## Exercise aim
Pick out the lines below that include the string "corte".

## The records
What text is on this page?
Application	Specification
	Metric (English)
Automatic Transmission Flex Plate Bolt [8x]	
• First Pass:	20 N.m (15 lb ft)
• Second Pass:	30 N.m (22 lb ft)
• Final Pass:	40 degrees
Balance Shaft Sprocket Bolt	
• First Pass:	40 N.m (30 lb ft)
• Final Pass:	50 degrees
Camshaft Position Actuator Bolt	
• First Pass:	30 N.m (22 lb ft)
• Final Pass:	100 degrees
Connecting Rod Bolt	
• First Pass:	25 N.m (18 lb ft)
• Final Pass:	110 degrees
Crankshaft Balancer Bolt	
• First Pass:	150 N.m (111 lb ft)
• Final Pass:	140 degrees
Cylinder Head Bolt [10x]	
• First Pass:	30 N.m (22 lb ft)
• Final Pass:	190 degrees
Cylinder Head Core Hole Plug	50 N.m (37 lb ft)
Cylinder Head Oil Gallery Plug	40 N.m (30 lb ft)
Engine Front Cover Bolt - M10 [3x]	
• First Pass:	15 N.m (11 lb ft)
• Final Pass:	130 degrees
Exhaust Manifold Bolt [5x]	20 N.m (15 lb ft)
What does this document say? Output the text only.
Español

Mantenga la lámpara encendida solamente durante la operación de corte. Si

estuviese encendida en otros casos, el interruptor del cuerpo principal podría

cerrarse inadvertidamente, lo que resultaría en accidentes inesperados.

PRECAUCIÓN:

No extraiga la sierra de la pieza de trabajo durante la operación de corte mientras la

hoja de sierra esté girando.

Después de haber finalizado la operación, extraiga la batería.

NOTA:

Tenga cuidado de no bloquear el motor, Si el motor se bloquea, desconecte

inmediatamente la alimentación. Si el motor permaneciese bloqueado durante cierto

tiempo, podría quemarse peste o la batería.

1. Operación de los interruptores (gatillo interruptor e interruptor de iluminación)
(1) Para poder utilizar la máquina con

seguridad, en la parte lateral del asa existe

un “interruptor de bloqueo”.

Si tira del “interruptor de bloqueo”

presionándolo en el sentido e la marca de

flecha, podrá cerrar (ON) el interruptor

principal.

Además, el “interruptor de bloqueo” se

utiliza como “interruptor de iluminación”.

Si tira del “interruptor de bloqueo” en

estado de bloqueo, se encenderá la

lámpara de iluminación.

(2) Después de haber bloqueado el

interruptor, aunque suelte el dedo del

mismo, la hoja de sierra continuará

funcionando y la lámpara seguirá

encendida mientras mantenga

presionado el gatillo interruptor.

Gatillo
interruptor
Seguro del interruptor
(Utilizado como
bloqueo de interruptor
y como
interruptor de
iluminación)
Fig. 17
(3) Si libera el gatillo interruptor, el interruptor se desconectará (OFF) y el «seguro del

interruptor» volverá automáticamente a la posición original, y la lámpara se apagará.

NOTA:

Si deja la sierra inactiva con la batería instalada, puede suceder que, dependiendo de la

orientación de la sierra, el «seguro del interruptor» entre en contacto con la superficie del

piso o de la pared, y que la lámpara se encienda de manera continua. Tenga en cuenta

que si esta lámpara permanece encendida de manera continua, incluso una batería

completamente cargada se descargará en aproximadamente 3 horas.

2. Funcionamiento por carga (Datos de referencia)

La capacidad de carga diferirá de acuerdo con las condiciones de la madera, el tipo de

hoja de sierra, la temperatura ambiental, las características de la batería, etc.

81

## Complete output
Mantenga la lámpara encendida solamente durante la operación de corte. Si
No extraiga la sierra de la pieza de trabajo durante la operación de corte mientras la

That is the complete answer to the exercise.